Task description
The material below should be written out in full and exactly; pictures stay out of the copy.

Given records
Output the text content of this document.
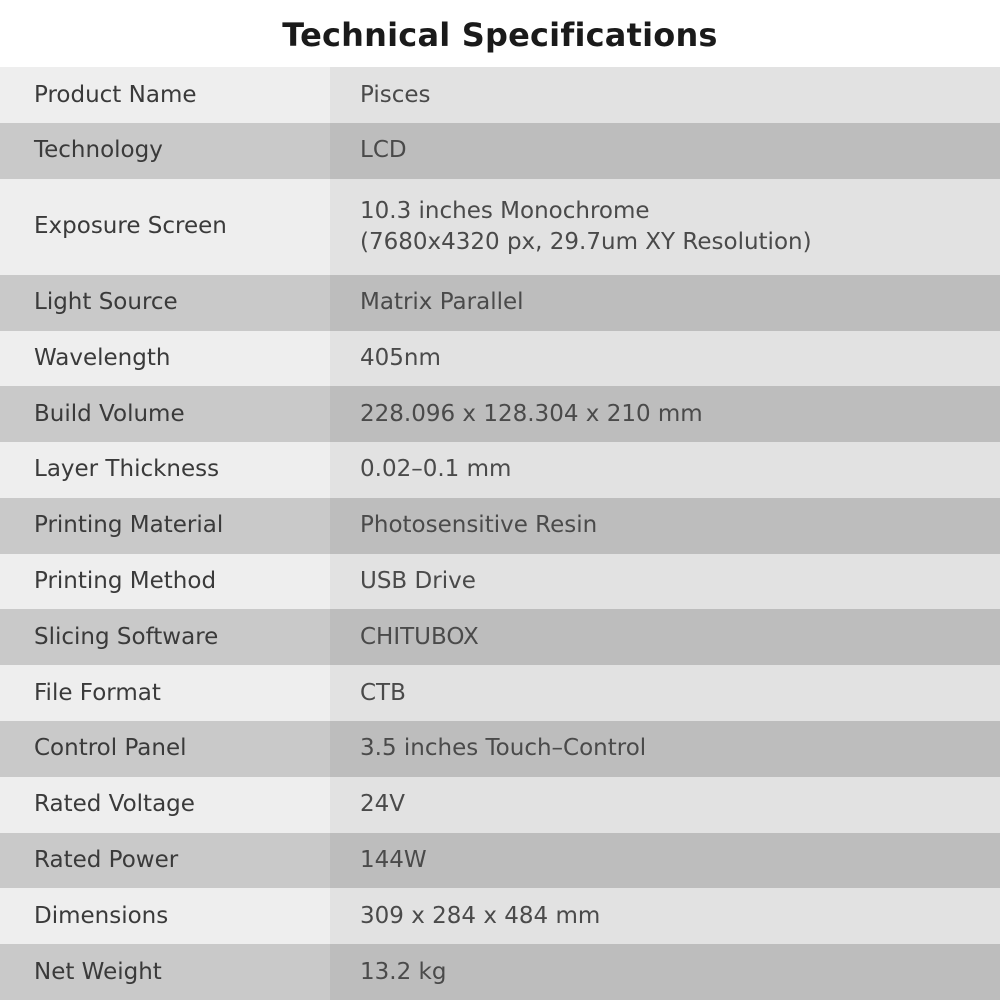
Technical Specifications
Product Name	Pisces
Technology	LCD
Exposure Screen	10.3 inches Monochrome
(7680x4320 px, 29.7um XY Resolution)

Light Source	Matrix Parallel
Wavelength	405nm
Build Volume	228.096 x 128.304 x 210 mm
Layer Thickness	0.02–0.1 mm
Printing Material	Photosensitive Resin
Printing Method	USB Drive
Slicing Software	CHITUBOX
File Format	CTB
Control Panel	3.5 inches Touch–Control
Rated Voltage	24V
Rated Power	144W
Dimensions	309 x 284 x 484 mm
Net Weight	13.2 kg
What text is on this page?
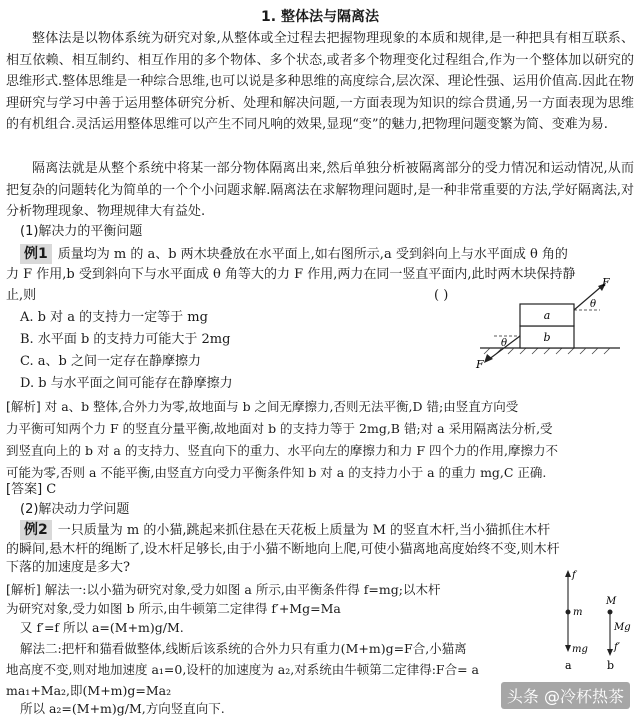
1. 整体法与隔离法

整体法是以物体系统为研究对象,从整体或全过程去把握物理现象的本质和规律,是一种把具有相互联系、相互依赖、相互制约、相互作用的多个物体、多个状态,或者多个物理变化过程组合,作为一个整体加以研究的思维形式.整体思维是一种综合思维,也可以说是多种思维的高度综合,层次深、理论性强、运用价值高.因此在物理研究与学习中善于运用整体研究分析、处理和解决问题,一方面表现为知识的综合贯通,另一方面表现为思维的有机组合.灵活运用整体思维可以产生不同凡响的效果,显现“变”的魅力,把物理问题变繁为简、变难为易.

隔离法就是从整个系统中将某一部分物体隔离出来,然后单独分析被隔离部分的受力情况和运动情况,从而把复杂的问题转化为简单的一个个小问题求解.隔离法在求解物理问题时,是一种非常重要的方法,学好隔离法,对分析物理现象、物理规律大有益处.

(1)解决力的平衡问题

例1 质量均为 m 的 a、b 两木块叠放在水平面上,如右图所示,a 受到斜向上与水平面成 θ 角的

力 F 作用,b 受到斜向下与水平面成 θ 角等大的力 F 作用,两力在同一竖直平面内,此时两木块保持静

止,则	( )

A. b 对 a 的支持力一定等于 mg

B. 水平面 b 的支持力可能大于 2mg

C. a、b 之间一定存在静摩擦力

D. b 与水平面之间可能存在静摩擦力

a
b
F
θ
θ
F

[解析] 对 a、b 整体,合外力为零,故地面与 b 之间无摩擦力,否则无法平衡,D 错;由竖直方向受

力平衡可知两个力 F 的竖直分量平衡,故地面对 b 的支持力等于 2mg,B 错;对 a 采用隔离法分析,受

到竖直向上的 b 对 a 的支持力、竖直向下的重力、水平向左的摩擦力和力 F 四个力的作用,摩擦力不

可能为零,否则 a 不能平衡,由竖直方向受力平衡条件知 b 对 a 的支持力小于 a 的重力 mg,C 正确.

[答案] C

(2)解决动力学问题

例2 一只质量为 m 的小猫,跳起来抓住悬在天花板上质量为 M 的竖直木杆,当小猫抓住木杆

的瞬间,悬木杆的绳断了,设木杆足够长,由于小猫不断地向上爬,可使小猫离地高度始终不变,则木杆

下落的加速度是多大?

[解析] 解法一:以小猫为研究对象,受力如图 a 所示,由平衡条件得 f=mg;以木杆

为研究对象,受力如图 b 所示,由牛顿第二定律得 f′+Mg=Ma

又 f′=f 所以 a=(M+m)g/M.

解法二:把杆和猫看做整体,线断后该系统的合外力只有重力(M+m)g=F合,小猫离

地高度不变,则对地加速度 a₁=0,设杆的加速度为 a₂,对系统由牛顿第二定律得:F合= a

ma₁+Ma₂,即(M+m)g=Ma₂

f
m
mg
M
Mg
f′
a	b

所以 a₂=(M+m)g/M,方向竖直向下.

头条 @冷杯热茶
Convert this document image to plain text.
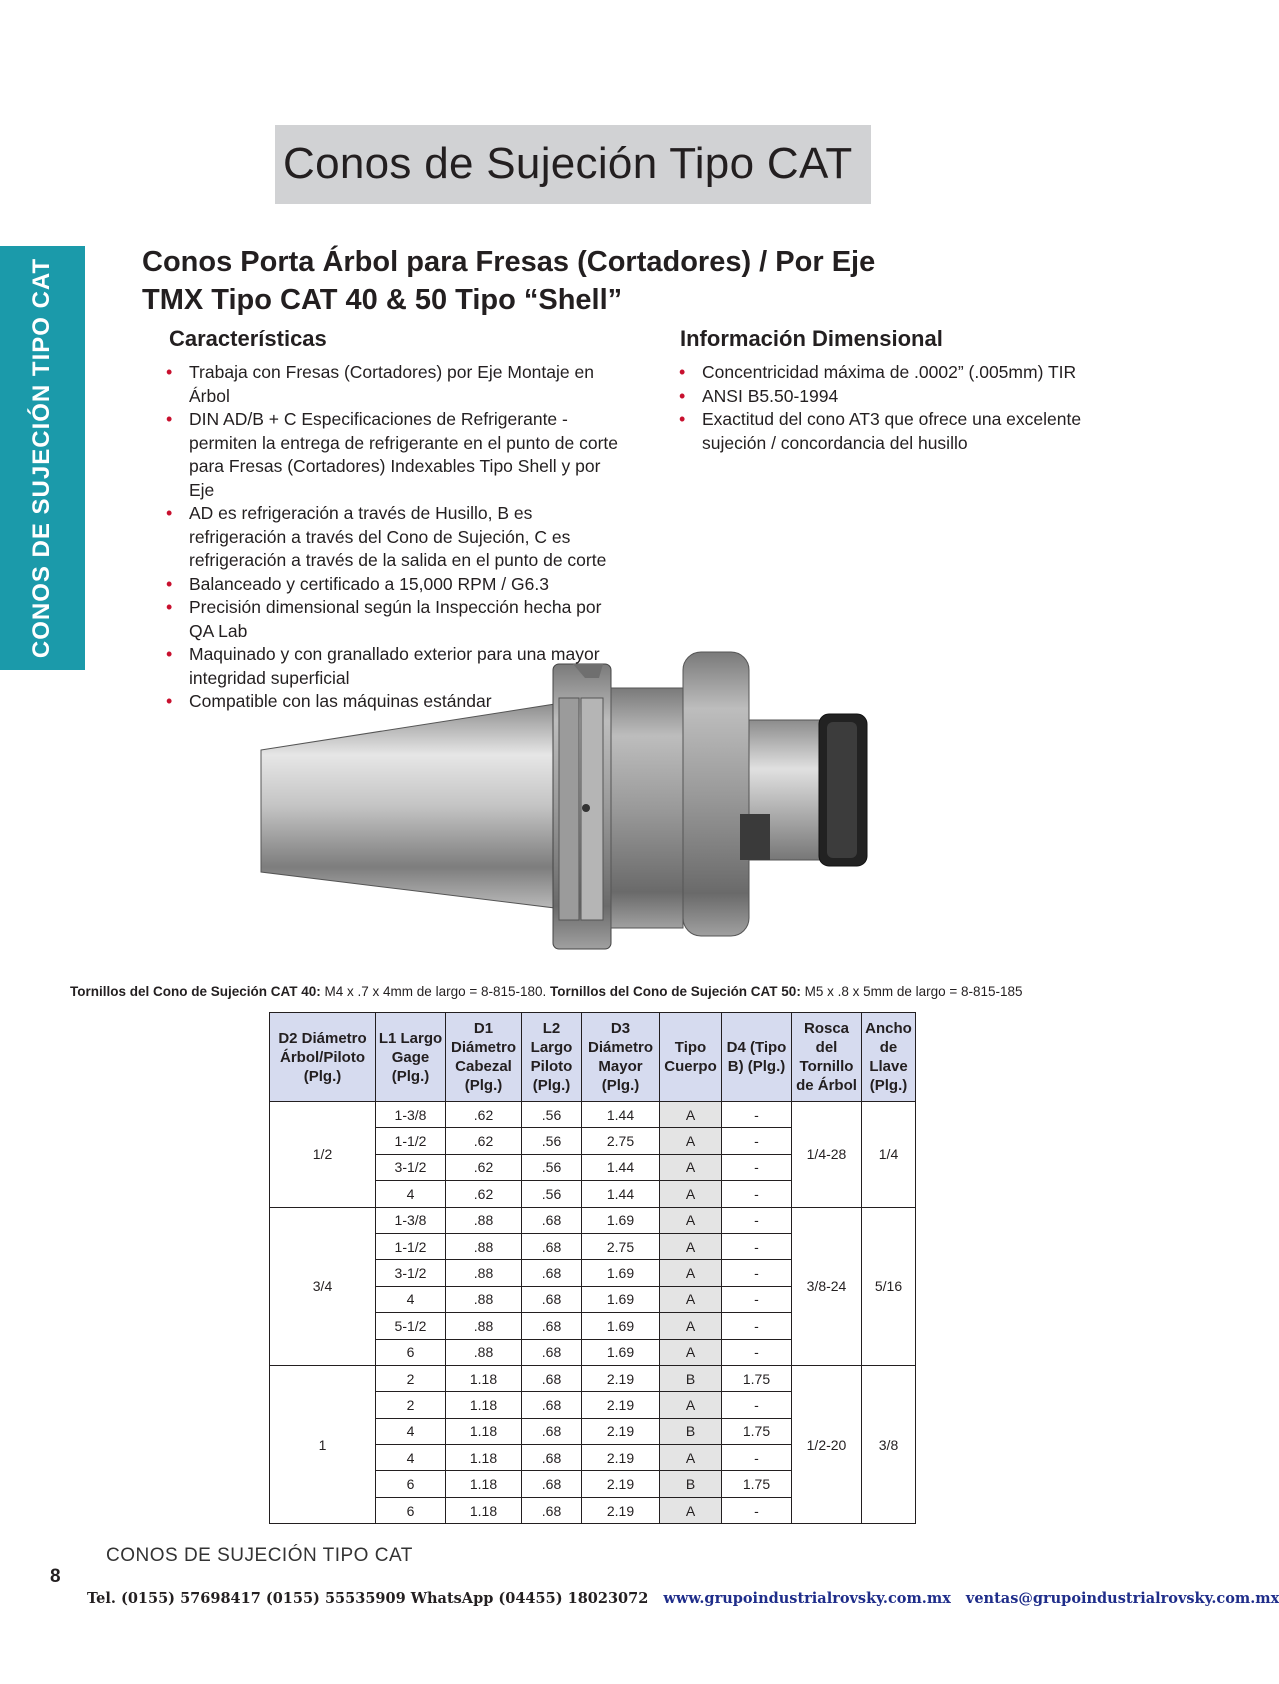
Conos de Sujeción Tipo CAT
CONOS DE SUJECIÓN TIPO CAT	Conos Porta Árbol para Fresas (Cortadores) / Por Eje
TMX Tipo CAT 40 & 50 Tipo “Shell”
Características
• Trabaja con Fresas (Cortadores) por Eje Montaje en Árbol
• DIN AD/B + C Especificaciones de Refrigerante - permiten la entrega de refrigerante en el punto de corte para Fresas (Cortadores) Indexables Tipo Shell y por Eje
• AD es refrigeración a través de Husillo, B es refrigeración a través del Cono de Sujeción, C es refrigeración a través de la salida en el punto de corte
• Balanceado y certificado a 15,000 RPM / G6.3
• Precisión dimensional según la Inspección hecha por QA Lab
• Maquinado y con granallado exterior para una mayor integridad superficial
• Compatible con las máquinas estándar
Información Dimensional
• Concentricidad máxima de .0002” (.005mm) TIR
• ANSI B5.50-1994
• Exactitud del cono AT3 que ofrece una excelente sujeción / concordancia del husillo
Tornillos del Cono de Sujeción CAT 40: M4 x .7 x 4mm de largo = 8-815-180. Tornillos del Cono de Sujeción CAT 50: M5 x .8 x 5mm de largo = 8-815-185
D2 Diámetro Árbol/Piloto (Plg.)	L1 Largo Gage (Plg.)	D1 Diámetro Cabezal (Plg.)	L2 Largo Piloto (Plg.)	D3 Diámetro Mayor (Plg.)	Tipo Cuerpo	D4 (Tipo B) (Plg.)	Rosca del Tornillo de Árbol	Ancho de Llave (Plg.)
1/2	1-3/8	.62	.56	1.44	A	-	1/4-28	1/4
	1-1/2	.62	.56	2.75	A	-		
	3-1/2	.62	.56	1.44	A	-		
	4	.62	.56	1.44	A	-		
3/4	1-3/8	.88	.68	1.69	A	-	3/8-24	5/16
	1-1/2	.88	.68	2.75	A	-		
	3-1/2	.88	.68	1.69	A	-		
	4	.88	.68	1.69	A	-		
	5-1/2	.88	.68	1.69	A	-		
	6	.88	.68	1.69	A	-		
1	2	1.18	.68	2.19	B	1.75	1/2-20	3/8
	2	1.18	.68	2.19	A	-		
	4	1.18	.68	2.19	B	1.75		
	4	1.18	.68	2.19	A	-		
	6	1.18	.68	2.19	B	1.75		
	6	1.18	.68	2.19	A	-		
CONOS DE SUJECIÓN TIPO CAT
8
Tel. (0155) 57698417 (0155) 55535909 WhatsApp (04455) 18023072 www.grupoindustrialrovsky.com.mx ventas@grupoindustrialrovsky.com.mx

Result of the exercise
Output the text content of this document.
Technical Specifications
Product Name	Pisces
Technology	LCD
Exposure Screen	10.3 inches Monochrome
(7680x4320 px, 29.7um XY Resolution)

Light Source	Matrix Parallel
Wavelength	405nm
Build Volume	228.096 x 128.304 x 210 mm
Layer Thickness	0.02–0.1 mm
Printing Material	Photosensitive Resin
Printing Method	USB Drive
Slicing Software	CHITUBOX
File Format	CTB
Control Panel	3.5 inches Touch–Control
Rated Voltage	24V
Rated Power	144W
Dimensions	309 x 284 x 484 mm
Net Weight	13.2 kg
What text is on this page?
1. 整体法与隔离法

整体法是以物体系统为研究对象,从整体或全过程去把握物理现象的本质和规律,是一种把具有相互联系、相互依赖、相互制约、相互作用的多个物体、多个状态,或者多个物理变化过程组合,作为一个整体加以研究的思维形式.整体思维是一种综合思维,也可以说是多种思维的高度综合,层次深、理论性强、运用价值高.因此在物理研究与学习中善于运用整体研究分析、处理和解决问题,一方面表现为知识的综合贯通,另一方面表现为思维的有机组合.灵活运用整体思维可以产生不同凡响的效果,显现“变”的魅力,把物理问题变繁为简、变难为易.

隔离法就是从整个系统中将某一部分物体隔离出来,然后单独分析被隔离部分的受力情况和运动情况,从而把复杂的问题转化为简单的一个个小问题求解.隔离法在求解物理问题时,是一种非常重要的方法,学好隔离法,对分析物理现象、物理规律大有益处.

(1)解决力的平衡问题

例1 质量均为 m 的 a、b 两木块叠放在水平面上,如右图所示,a 受到斜向上与水平面成 θ 角的

力 F 作用,b 受到斜向下与水平面成 θ 角等大的力 F 作用,两力在同一竖直平面内,此时两木块保持静

止,则	( )

A. b 对 a 的支持力一定等于 mg

B. 水平面 b 的支持力可能大于 2mg

C. a、b 之间一定存在静摩擦力

D. b 与水平面之间可能存在静摩擦力

a
b
F
θ
θ
F

[解析] 对 a、b 整体,合外力为零,故地面与 b 之间无摩擦力,否则无法平衡,D 错;由竖直方向受

力平衡可知两个力 F 的竖直分量平衡,故地面对 b 的支持力等于 2mg,B 错;对 a 采用隔离法分析,受

到竖直向上的 b 对 a 的支持力、竖直向下的重力、水平向左的摩擦力和力 F 四个力的作用,摩擦力不

可能为零,否则 a 不能平衡,由竖直方向受力平衡条件知 b 对 a 的支持力小于 a 的重力 mg,C 正确.

[答案] C

(2)解决动力学问题

例2 一只质量为 m 的小猫,跳起来抓住悬在天花板上质量为 M 的竖直木杆,当小猫抓住木杆

的瞬间,悬木杆的绳断了,设木杆足够长,由于小猫不断地向上爬,可使小猫离地高度始终不变,则木杆

下落的加速度是多大?

[解析] 解法一:以小猫为研究对象,受力如图 a 所示,由平衡条件得 f=mg;以木杆

为研究对象,受力如图 b 所示,由牛顿第二定律得 f′+Mg=Ma

又 f′=f 所以 a=(M+m)g/M.

解法二:把杆和猫看做整体,线断后该系统的合外力只有重力(M+m)g=F合,小猫离

地高度不变,则对地加速度 a₁=0,设杆的加速度为 a₂,对系统由牛顿第二定律得:F合= a

ma₁+Ma₂,即(M+m)g=Ma₂

f
m
mg
M
Mg
f′
a	b

所以 a₂=(M+m)g/M,方向竖直向下.

头条 @冷杯热茶
Convert this document image to plain text.
Conos de Sujeción Tipo CAT
CONOS DE SUJECIÓN TIPO CAT	Conos Porta Árbol para Fresas (Cortadores) / Por Eje
TMX Tipo CAT 40 & 50 Tipo “Shell”
Características
• Trabaja con Fresas (Cortadores) por Eje Montaje en Árbol
• DIN AD/B + C Especificaciones de Refrigerante - permiten la entrega de refrigerante en el punto de corte para Fresas (Cortadores) Indexables Tipo Shell y por Eje
• AD es refrigeración a través de Husillo, B es refrigeración a través del Cono de Sujeción, C es refrigeración a través de la salida en el punto de corte
• Balanceado y certificado a 15,000 RPM / G6.3
• Precisión dimensional según la Inspección hecha por QA Lab
• Maquinado y con granallado exterior para una mayor integridad superficial
• Compatible con las máquinas estándar
Información Dimensional
• Concentricidad máxima de .0002” (.005mm) TIR
• ANSI B5.50-1994
• Exactitud del cono AT3 que ofrece una excelente sujeción / concordancia del husillo
Tornillos del Cono de Sujeción CAT 40: M4 x .7 x 4mm de largo = 8-815-180. Tornillos del Cono de Sujeción CAT 50: M5 x .8 x 5mm de largo = 8-815-185
D2 Diámetro Árbol/Piloto (Plg.)	L1 Largo Gage (Plg.)	D1 Diámetro Cabezal (Plg.)	L2 Largo Piloto (Plg.)	D3 Diámetro Mayor (Plg.)	Tipo Cuerpo	D4 (Tipo B) (Plg.)	Rosca del Tornillo de Árbol	Ancho de Llave (Plg.)
1/2	1-3/8	.62	.56	1.44	A	-	1/4-28	1/4
	1-1/2	.62	.56	2.75	A	-		
	3-1/2	.62	.56	1.44	A	-		
	4	.62	.56	1.44	A	-		
3/4	1-3/8	.88	.68	1.69	A	-	3/8-24	5/16
	1-1/2	.88	.68	2.75	A	-		
	3-1/2	.88	.68	1.69	A	-		
	4	.88	.68	1.69	A	-		
	5-1/2	.88	.68	1.69	A	-		
	6	.88	.68	1.69	A	-		
1	2	1.18	.68	2.19	B	1.75	1/2-20	3/8
	2	1.18	.68	2.19	A	-		
	4	1.18	.68	2.19	B	1.75		
	4	1.18	.68	2.19	A	-		
	6	1.18	.68	2.19	B	1.75		
	6	1.18	.68	2.19	A	-		
CONOS DE SUJECIÓN TIPO CAT
8
Tel. (0155) 57698417 (0155) 55535909 WhatsApp (04455) 18023072 www.grupoindustrialrovsky.com.mx ventas@grupoindustrialrovsky.com.mx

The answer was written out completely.